— Begin PROVIDED ENTRIES —
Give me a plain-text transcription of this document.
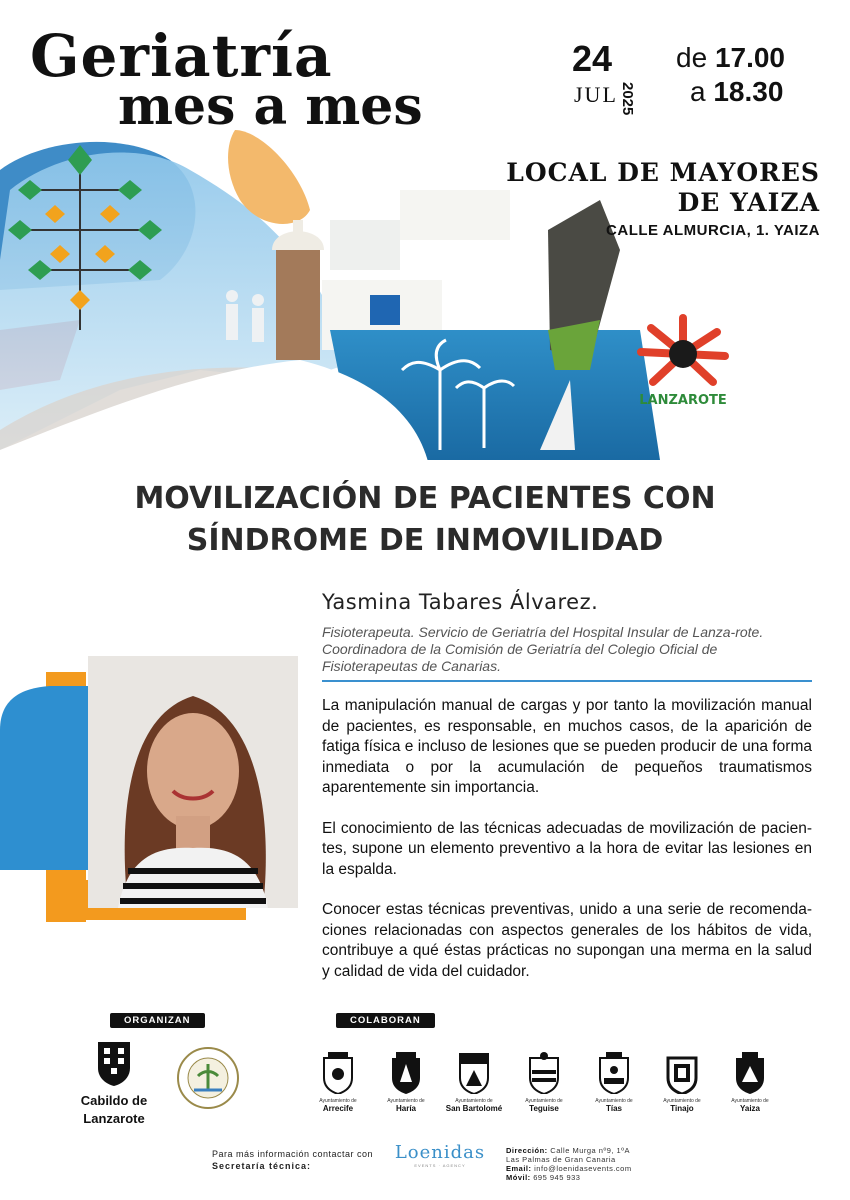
Geriatría
mes a mes
24
JUL 2025
de 17.00
a 18.30
LOCAL DE MAYORES
DE YAIZA
CALLE ALMURCIA, 1. YAIZA
LANZAROTE
MOVILIZACIÓN DE PACIENTES CON
SÍNDROME DE INMOVILIDAD
Yasmina Tabares Álvarez.
Fisioterapeuta. Servicio de Geriatría del Hospital Insular de Lanza-rote. Coordinadora de la Comisión de Geriatría del Colegio Oficial de Fisioterapeutas de Canarias.

La manipulación manual de cargas y por tanto la movilización manual de pacientes, es responsable, en muchos casos, de la aparición de fatiga física e incluso de lesiones que se pueden producir de una forma inmediata o por la acumulación de pequeños traumatismos aparentemente sin importancia.

El conocimiento de las técnicas adecuadas de movilización de pacien-tes, supone un elemento preventivo a la hora de evitar las lesiones en la espalda.

Conocer estas técnicas preventivas, unido a una serie de recomenda-ciones relacionadas con aspectos generales de los hábitos de vida, contribuye a qué éstas prácticas no supongan una merma en la salud y calidad de vida del cuidador.

ORGANIZAN	COLABORAN
Cabildo de
Lanzarote
Ayuntamiento de
Arrecife
Ayuntamiento de
Haría
Ayuntamiento de
San Bartolomé
Ayuntamiento de
Teguise
Ayuntamiento de
Tías
Ayuntamiento de
Tinajo
Ayuntamiento de
Yaiza
Para más información contactar con
Secretaría técnica:
Loenidas
EVENTS · AGENCY
Dirección: Calle Murga nº9, 1ºA
Las Palmas de Gran Canaria
Email: info@loenidasevents.com
Móvil: 695 945 933
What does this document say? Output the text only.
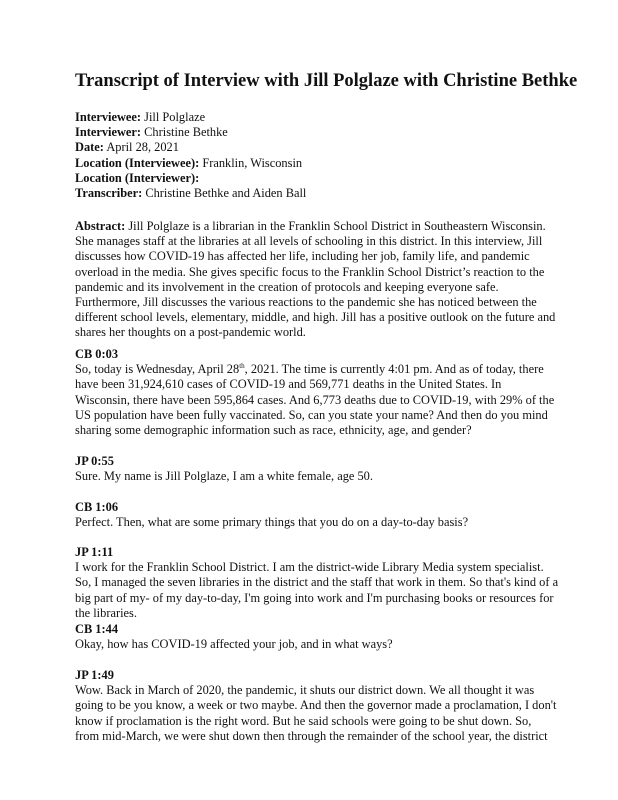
Transcript of Interview with Jill Polglaze with Christine Bethke
Interviewee: Jill Polglaze
Interviewer: Christine Bethke
Date: April 28, 2021
Location (Interviewee): Franklin, Wisconsin
Location (Interviewer):
Transcriber: Christine Bethke and Aiden Ball
Abstract: Jill Polglaze is a librarian in the Franklin School District in Southeastern Wisconsin.
She manages staff at the libraries at all levels of schooling in this district. In this interview, Jill
discusses how COVID-19 has affected her life, including her job, family life, and pandemic
overload in the media. She gives specific focus to the Franklin School District’s reaction to the
pandemic and its involvement in the creation of protocols and keeping everyone safe.
Furthermore, Jill discusses the various reactions to the pandemic she has noticed between the
different school levels, elementary, middle, and high. Jill has a positive outlook on the future and
shares her thoughts on a post-pandemic world.
CB 0:03
So, today is Wednesday, April 28th, 2021. The time is currently 4:01 pm. And as of today, there
have been 31,924,610 cases of COVID-19 and 569,771 deaths in the United States. In
Wisconsin, there have been 595,864 cases. And 6,773 deaths due to COVID-19, with 29% of the
US population have been fully vaccinated. So, can you state your name? And then do you mind
sharing some demographic information such as race, ethnicity, age, and gender?
JP 0:55
Sure. My name is Jill Polglaze, I am a white female, age 50.
CB 1:06
Perfect. Then, what are some primary things that you do on a day-to-day basis?
JP 1:11
I work for the Franklin School District. I am the district-wide Library Media system specialist.
So, I managed the seven libraries in the district and the staff that work in them. So that's kind of a
big part of my- of my day-to-day, I'm going into work and I'm purchasing books or resources for
the libraries.
CB 1:44
Okay, how has COVID-19 affected your job, and in what ways?
JP 1:49
Wow. Back in March of 2020, the pandemic, it shuts our district down. We all thought it was
going to be you know, a week or two maybe. And then the governor made a proclamation, I don't
know if proclamation is the right word. But he said schools were going to be shut down. So,
from mid-March, we were shut down then through the remainder of the school year, the district
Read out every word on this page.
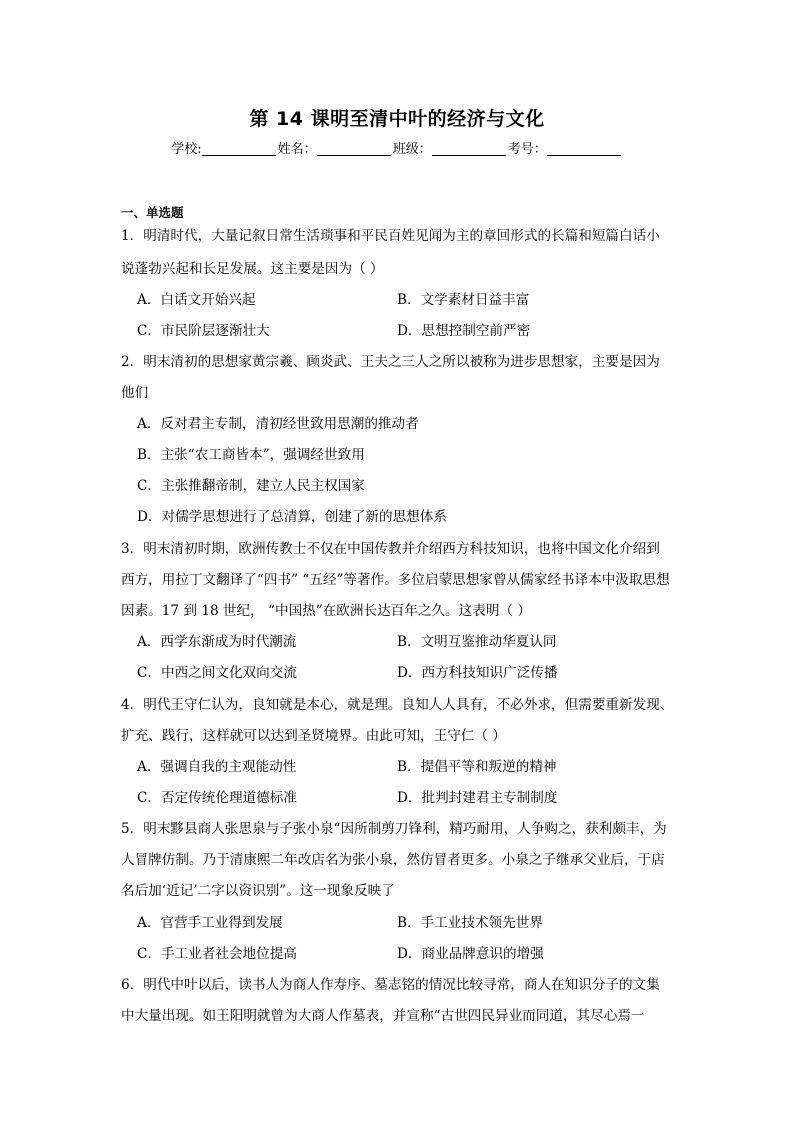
第 14 课明至清中叶的经济与文化
学校:	姓名：	班级：	考号：
一、单选题
1．明清时代，大量记叙日常生活琐事和平民百姓见闻为主的章回形式的长篇和短篇白话小
说蓬勃兴起和长足发展。这主要是因为（ ）
A．白话文开始兴起	B．文学素材日益丰富
C．市民阶层逐渐壮大	D．思想控制空前严密
2．明末清初的思想家黄宗羲、顾炎武、王夫之三人之所以被称为进步思想家，主要是因为
他们
A．反对君主专制，清初经世致用思潮的推动者
B．主张“农工商皆本”，强调经世致用
C．主张推翻帝制，建立人民主权国家
D．对儒学思想进行了总清算，创建了新的思想体系
3．明末清初时期，欧洲传教士不仅在中国传教并介绍西方科技知识，也将中国文化介绍到
西方，用拉丁文翻译了“四书” “五经”等著作。多位启蒙思想家曾从儒家经书译本中汲取思想
因素。17 到 18 世纪， “中国热”在欧洲长达百年之久。这表明（ ）
A．西学东渐成为时代潮流	B．文明互鉴推动华夏认同
C．中西之间文化双向交流	D．西方科技知识广泛传播
4．明代王守仁认为，良知就是本心，就是理。良知人人具有，不必外求，但需要重新发现、
扩充、践行，这样就可以达到圣贤境界。由此可知，王守仁（ ）
A．强调自我的主观能动性	B．提倡平等和叛逆的精神
C．否定传统伦理道德标准	D．批判封建君主专制制度
5．明末黟县商人张思泉与子张小泉“因所制剪刀锋利，精巧耐用，人争购之，获利颇丰，为
人冒牌仿制。乃于清康熙二年改店名为张小泉，然仿冒者更多。小泉之子继承父业后，于店
名后加‘近记’二字以资识别”。这一现象反映了
A．官营手工业得到发展	B．手工业技术领先世界
C．手工业者社会地位提高	D．商业品牌意识的增强
6．明代中叶以后，读书人为商人作寿序、墓志铭的情况比较寻常，商人在知识分子的文集
中大量出现。如王阳明就曾为大商人作墓表，并宣称“古世四民异业而同道，其尽心焉一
— End PROVIDED ENTRIES —
Find all the lines containing "Wisconsin" in the material, then copy them.

→ EXERCISE ANSWER
Location (Interviewee): Franklin, Wisconsin
Abstract: Jill Polglaze is a librarian in the Franklin School District in Southeastern Wisconsin.
Wisconsin, there have been 595,864 cases. And 6,773 deaths due to COVID-19, with 29% of the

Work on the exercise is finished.